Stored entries
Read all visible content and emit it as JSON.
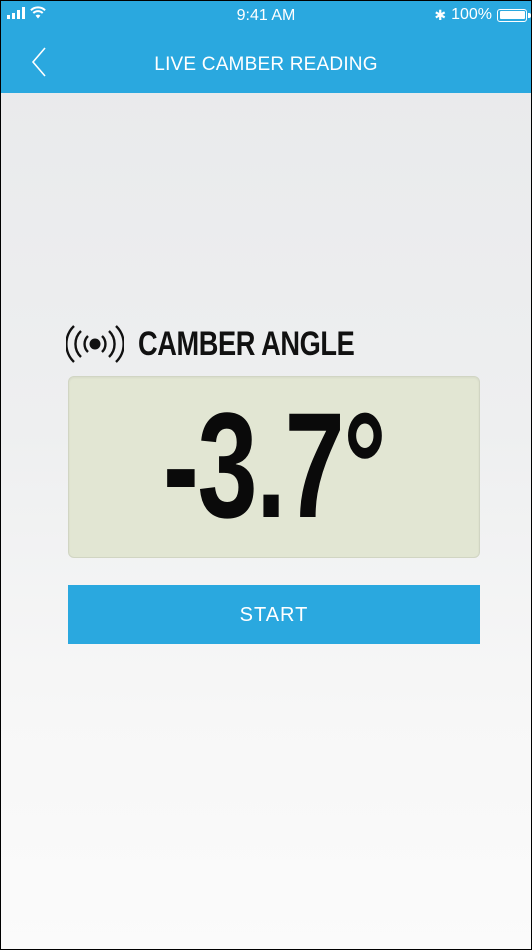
{
  "status_bar": {
    "time": "9:41 AM",
    "battery_text": "100%",
    "battery_level": 1.0,
    "bluetooth_glyph": "✱",
    "icons": [
      "signal-icon",
      "wifi-icon",
      "bluetooth-icon",
      "battery-icon"
    ]
  },
  "nav": {
    "title": "LIVE CAMBER READING",
    "back_icon": "chevron-left-icon"
  },
  "reading": {
    "label": "CAMBER ANGLE",
    "value": "-3.7°",
    "icon": "broadcast-icon"
  },
  "start_button": {
    "label": "START"
  },
  "colors": {
    "accent": "#2aa8df",
    "display_bg": "#e2e6d3",
    "text_dark": "#111111",
    "white": "#ffffff"
  }
}
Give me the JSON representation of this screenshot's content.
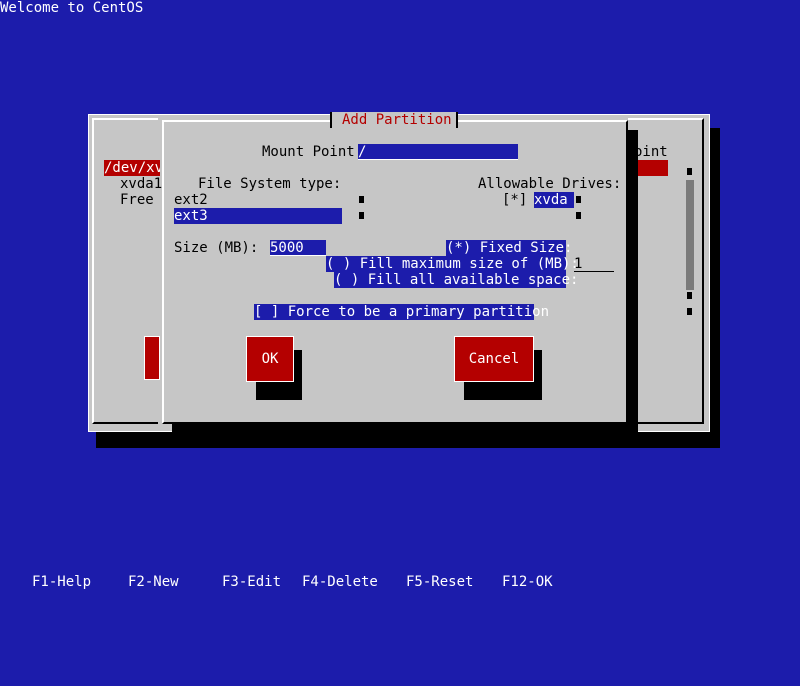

[TASK PROMPT] Repeat all of the records verbatim, leaving out the pictures.

[TASK OUTPUT]
Read all visible content and emit it as JSON.
{
  "status_bar": {
    "time": "9:41 AM",
    "battery_text": "100%",
    "battery_level": 1.0,
    "bluetooth_glyph": "✱",
    "icons": [
      "signal-icon",
      "wifi-icon",
      "bluetooth-icon",
      "battery-icon"
    ]
  },
  "nav": {
    "title": "LIVE CAMBER READING",
    "back_icon": "chevron-left-icon"
  },
  "reading": {
    "label": "CAMBER ANGLE",
    "value": "-3.7°",
    "icon": "broadcast-icon"
  },
  "start_button": {
    "label": "START"
  },
  "colors": {
    "accent": "#2aa8df",
    "display_bg": "#e2e6d3",
    "text_dark": "#111111",
    "white": "#ffffff"
  }
}
Give me the JSON representation of this screenshot's content.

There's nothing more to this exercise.